(EXERCISE PROMPT):
Restate the entries word for word, omitting nothing.

-*-*-

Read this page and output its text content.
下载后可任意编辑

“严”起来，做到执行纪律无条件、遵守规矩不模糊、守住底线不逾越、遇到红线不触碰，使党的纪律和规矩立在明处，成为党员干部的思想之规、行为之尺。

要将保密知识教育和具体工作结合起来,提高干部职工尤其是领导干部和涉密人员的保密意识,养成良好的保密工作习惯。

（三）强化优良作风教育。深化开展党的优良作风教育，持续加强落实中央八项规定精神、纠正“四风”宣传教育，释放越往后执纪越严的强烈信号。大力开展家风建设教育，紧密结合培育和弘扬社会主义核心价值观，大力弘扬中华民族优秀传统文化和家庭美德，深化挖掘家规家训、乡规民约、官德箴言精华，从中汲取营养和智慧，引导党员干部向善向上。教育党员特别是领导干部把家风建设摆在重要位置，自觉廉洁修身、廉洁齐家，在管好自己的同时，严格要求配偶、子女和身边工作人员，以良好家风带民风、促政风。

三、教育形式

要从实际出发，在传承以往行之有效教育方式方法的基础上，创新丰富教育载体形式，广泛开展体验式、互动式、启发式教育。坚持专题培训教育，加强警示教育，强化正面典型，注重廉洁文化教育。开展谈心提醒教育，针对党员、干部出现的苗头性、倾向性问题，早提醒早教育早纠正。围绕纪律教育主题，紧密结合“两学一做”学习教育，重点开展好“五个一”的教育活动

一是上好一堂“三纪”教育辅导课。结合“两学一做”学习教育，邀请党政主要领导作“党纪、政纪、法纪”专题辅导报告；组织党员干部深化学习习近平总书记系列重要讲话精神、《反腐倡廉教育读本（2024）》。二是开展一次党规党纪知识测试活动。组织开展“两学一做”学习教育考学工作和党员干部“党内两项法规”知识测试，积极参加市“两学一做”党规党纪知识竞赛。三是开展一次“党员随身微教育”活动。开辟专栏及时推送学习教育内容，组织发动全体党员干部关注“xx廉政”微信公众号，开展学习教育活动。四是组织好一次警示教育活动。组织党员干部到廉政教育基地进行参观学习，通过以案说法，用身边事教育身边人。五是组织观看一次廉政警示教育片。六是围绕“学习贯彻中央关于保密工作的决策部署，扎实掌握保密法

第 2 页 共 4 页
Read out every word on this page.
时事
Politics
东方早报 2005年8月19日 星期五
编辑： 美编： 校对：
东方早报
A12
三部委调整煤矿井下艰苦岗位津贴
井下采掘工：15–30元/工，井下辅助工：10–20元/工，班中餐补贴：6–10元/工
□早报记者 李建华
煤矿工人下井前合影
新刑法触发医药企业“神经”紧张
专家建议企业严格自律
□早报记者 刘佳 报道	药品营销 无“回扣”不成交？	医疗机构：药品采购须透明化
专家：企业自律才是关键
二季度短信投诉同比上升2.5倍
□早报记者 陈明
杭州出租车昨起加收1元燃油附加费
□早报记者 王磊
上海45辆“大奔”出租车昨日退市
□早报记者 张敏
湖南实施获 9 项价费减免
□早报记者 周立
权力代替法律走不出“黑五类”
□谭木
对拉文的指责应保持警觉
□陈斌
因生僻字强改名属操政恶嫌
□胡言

-*-*-

(PROBLEM SOLUTION):
Read this page and output its text content.
下载后可任意编辑

“严”起来，做到执行纪律无条件、遵守规矩不模糊、守住底线不逾越、遇到红线不触碰，使党的纪律和规矩立在明处，成为党员干部的思想之规、行为之尺。

要将保密知识教育和具体工作结合起来,提高干部职工尤其是领导干部和涉密人员的保密意识,养成良好的保密工作习惯。

（三）强化优良作风教育。深化开展党的优良作风教育，持续加强落实中央八项规定精神、纠正“四风”宣传教育，释放越往后执纪越严的强烈信号。大力开展家风建设教育，紧密结合培育和弘扬社会主义核心价值观，大力弘扬中华民族优秀传统文化和家庭美德，深化挖掘家规家训、乡规民约、官德箴言精华，从中汲取营养和智慧，引导党员干部向善向上。教育党员特别是领导干部把家风建设摆在重要位置，自觉廉洁修身、廉洁齐家，在管好自己的同时，严格要求配偶、子女和身边工作人员，以良好家风带民风、促政风。

三、教育形式

要从实际出发，在传承以往行之有效教育方式方法的基础上，创新丰富教育载体形式，广泛开展体验式、互动式、启发式教育。坚持专题培训教育，加强警示教育，强化正面典型，注重廉洁文化教育。开展谈心提醒教育，针对党员、干部出现的苗头性、倾向性问题，早提醒早教育早纠正。围绕纪律教育主题，紧密结合“两学一做”学习教育，重点开展好“五个一”的教育活动

一是上好一堂“三纪”教育辅导课。结合“两学一做”学习教育，邀请党政主要领导作“党纪、政纪、法纪”专题辅导报告；组织党员干部深化学习习近平总书记系列重要讲话精神、《反腐倡廉教育读本（2024）》。二是开展一次党规党纪知识测试活动。组织开展“两学一做”学习教育考学工作和党员干部“党内两项法规”知识测试，积极参加市“两学一做”党规党纪知识竞赛。三是开展一次“党员随身微教育”活动。开辟专栏及时推送学习教育内容，组织发动全体党员干部关注“xx廉政”微信公众号，开展学习教育活动。四是组织好一次警示教育活动。组织党员干部到廉政教育基地进行参观学习，通过以案说法，用身边事教育身边人。五是组织观看一次廉政警示教育片。六是围绕“学习贯彻中央关于保密工作的决策部署，扎实掌握保密法

第 2 页 共 4 页
Read out every word on this page.
时事
Politics
东方早报 2005年8月19日 星期五
编辑： 美编： 校对：
东方早报
A12
三部委调整煤矿井下艰苦岗位津贴
井下采掘工：15–30元/工，井下辅助工：10–20元/工，班中餐补贴：6–10元/工
□早报记者 李建华
煤矿工人下井前合影
新刑法触发医药企业“神经”紧张
专家建议企业严格自律
□早报记者 刘佳 报道	药品营销 无“回扣”不成交？	医疗机构：药品采购须透明化
专家：企业自律才是关键
二季度短信投诉同比上升2.5倍
□早报记者 陈明
杭州出租车昨起加收1元燃油附加费
□早报记者 王磊
上海45辆“大奔”出租车昨日退市
□早报记者 张敏
湖南实施获 9 项价费减免
□早报记者 周立
权力代替法律走不出“黑五类”
□谭木
对拉文的指责应保持警觉
□陈斌
因生僻字强改名属操政恶嫌
□胡言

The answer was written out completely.